→ **Written exercise**: Collect every line that includes the string "diamond".

→ **Supplied records**:
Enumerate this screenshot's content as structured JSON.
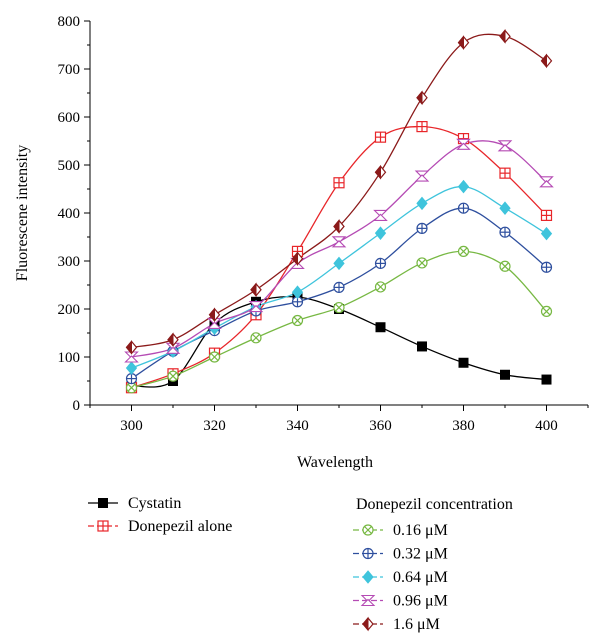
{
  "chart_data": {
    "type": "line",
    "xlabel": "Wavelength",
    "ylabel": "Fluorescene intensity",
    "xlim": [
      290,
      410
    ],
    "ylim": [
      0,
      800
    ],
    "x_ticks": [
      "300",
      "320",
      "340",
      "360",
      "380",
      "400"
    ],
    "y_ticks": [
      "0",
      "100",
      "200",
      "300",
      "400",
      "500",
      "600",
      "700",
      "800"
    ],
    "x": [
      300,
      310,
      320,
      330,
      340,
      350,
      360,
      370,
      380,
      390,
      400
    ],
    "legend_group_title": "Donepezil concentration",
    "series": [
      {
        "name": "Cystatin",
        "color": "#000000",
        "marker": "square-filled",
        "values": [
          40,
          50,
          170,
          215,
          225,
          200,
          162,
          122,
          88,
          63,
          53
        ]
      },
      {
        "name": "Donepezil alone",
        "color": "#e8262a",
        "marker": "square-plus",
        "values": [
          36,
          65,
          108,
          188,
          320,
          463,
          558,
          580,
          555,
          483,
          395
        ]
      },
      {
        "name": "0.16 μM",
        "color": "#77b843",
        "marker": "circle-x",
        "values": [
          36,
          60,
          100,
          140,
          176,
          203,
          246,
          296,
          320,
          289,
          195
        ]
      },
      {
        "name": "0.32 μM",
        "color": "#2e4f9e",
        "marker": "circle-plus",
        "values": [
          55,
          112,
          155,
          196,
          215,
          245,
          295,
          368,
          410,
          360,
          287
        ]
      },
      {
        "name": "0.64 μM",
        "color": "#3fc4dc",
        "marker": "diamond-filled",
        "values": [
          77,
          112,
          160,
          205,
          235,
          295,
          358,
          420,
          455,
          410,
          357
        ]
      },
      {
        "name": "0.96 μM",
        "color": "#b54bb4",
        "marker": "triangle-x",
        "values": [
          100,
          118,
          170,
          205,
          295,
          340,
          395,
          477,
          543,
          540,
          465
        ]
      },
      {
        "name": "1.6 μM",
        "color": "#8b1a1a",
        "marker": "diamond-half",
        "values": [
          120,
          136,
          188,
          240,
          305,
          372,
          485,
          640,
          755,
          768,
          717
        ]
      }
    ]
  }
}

--

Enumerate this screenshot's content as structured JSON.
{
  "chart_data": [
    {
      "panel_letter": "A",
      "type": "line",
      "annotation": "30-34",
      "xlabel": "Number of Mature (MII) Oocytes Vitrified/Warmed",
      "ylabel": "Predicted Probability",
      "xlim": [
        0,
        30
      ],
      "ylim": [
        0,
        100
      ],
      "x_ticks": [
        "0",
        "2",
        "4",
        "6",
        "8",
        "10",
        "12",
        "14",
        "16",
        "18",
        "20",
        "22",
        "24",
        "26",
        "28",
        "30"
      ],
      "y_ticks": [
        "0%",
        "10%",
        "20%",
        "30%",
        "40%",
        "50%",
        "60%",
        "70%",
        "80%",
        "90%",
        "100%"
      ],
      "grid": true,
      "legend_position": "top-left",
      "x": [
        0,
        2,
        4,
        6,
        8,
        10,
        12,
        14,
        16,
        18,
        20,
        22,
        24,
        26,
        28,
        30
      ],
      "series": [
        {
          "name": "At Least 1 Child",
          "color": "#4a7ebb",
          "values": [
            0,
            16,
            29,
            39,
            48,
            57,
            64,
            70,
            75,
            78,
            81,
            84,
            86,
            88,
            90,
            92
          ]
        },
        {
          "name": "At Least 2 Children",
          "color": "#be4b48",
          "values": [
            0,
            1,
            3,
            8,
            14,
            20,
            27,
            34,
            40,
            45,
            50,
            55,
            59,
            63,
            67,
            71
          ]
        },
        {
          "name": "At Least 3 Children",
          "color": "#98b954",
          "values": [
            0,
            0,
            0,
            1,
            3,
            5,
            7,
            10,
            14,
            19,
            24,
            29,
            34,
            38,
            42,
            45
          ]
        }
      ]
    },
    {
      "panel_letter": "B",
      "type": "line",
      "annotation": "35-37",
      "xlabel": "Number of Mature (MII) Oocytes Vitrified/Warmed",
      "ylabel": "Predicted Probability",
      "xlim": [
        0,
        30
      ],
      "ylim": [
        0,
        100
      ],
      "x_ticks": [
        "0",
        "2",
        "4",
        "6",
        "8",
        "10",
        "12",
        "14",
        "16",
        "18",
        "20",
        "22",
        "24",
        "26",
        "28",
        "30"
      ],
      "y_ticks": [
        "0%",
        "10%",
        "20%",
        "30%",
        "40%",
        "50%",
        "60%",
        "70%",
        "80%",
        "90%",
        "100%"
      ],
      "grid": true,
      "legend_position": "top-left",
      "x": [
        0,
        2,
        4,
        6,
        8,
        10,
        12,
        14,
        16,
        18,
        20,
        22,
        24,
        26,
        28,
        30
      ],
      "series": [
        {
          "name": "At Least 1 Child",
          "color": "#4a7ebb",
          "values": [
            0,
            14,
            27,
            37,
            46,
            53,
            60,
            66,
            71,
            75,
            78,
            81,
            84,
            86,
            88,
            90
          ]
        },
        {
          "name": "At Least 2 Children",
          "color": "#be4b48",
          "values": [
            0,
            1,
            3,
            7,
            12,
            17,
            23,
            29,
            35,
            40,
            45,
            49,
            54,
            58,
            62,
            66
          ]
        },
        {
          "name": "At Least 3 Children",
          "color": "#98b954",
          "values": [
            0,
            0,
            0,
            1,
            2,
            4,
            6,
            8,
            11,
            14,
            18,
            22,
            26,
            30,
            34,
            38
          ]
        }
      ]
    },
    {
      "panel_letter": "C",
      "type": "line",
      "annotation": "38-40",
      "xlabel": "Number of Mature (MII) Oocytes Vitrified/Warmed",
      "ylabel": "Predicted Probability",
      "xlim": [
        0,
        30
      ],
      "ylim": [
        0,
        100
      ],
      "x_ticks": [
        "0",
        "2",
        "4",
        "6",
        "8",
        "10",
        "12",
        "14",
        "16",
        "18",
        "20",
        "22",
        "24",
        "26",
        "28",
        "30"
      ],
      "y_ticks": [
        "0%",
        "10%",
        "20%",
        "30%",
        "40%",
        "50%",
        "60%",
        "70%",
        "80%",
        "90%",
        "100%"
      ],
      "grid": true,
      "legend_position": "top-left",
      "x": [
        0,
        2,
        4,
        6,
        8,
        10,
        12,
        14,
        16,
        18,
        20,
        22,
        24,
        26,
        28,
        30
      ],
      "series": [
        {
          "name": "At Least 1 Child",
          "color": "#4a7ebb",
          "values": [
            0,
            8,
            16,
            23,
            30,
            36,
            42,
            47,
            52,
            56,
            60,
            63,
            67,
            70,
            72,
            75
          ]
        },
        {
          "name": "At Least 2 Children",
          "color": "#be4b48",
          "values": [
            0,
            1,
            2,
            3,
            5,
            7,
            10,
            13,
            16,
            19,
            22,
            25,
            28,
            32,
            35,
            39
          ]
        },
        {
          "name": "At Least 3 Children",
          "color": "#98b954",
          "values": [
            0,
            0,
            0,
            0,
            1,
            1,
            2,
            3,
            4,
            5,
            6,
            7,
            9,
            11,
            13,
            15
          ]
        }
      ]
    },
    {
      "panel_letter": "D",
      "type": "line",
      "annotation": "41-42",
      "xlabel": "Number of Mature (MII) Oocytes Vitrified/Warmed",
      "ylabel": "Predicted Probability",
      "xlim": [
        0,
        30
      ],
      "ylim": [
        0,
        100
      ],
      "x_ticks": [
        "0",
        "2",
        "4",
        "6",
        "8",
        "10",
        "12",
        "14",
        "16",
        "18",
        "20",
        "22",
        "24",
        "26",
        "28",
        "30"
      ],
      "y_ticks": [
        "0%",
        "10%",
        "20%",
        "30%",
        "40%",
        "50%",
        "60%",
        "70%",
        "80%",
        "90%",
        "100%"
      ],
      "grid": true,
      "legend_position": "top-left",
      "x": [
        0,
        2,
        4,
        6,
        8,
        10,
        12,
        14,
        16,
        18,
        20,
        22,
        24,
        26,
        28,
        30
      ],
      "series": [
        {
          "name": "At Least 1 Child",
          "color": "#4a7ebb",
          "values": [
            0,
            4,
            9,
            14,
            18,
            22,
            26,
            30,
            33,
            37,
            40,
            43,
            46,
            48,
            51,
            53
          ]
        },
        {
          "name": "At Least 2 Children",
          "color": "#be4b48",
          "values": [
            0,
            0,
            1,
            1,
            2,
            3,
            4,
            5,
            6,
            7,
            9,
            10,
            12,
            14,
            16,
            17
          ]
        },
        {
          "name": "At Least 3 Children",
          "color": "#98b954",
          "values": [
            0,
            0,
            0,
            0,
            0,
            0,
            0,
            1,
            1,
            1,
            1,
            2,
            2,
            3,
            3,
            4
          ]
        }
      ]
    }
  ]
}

→ **Exercise response**:
        "marker": "diamond-filled",
        "marker": "diamond-half",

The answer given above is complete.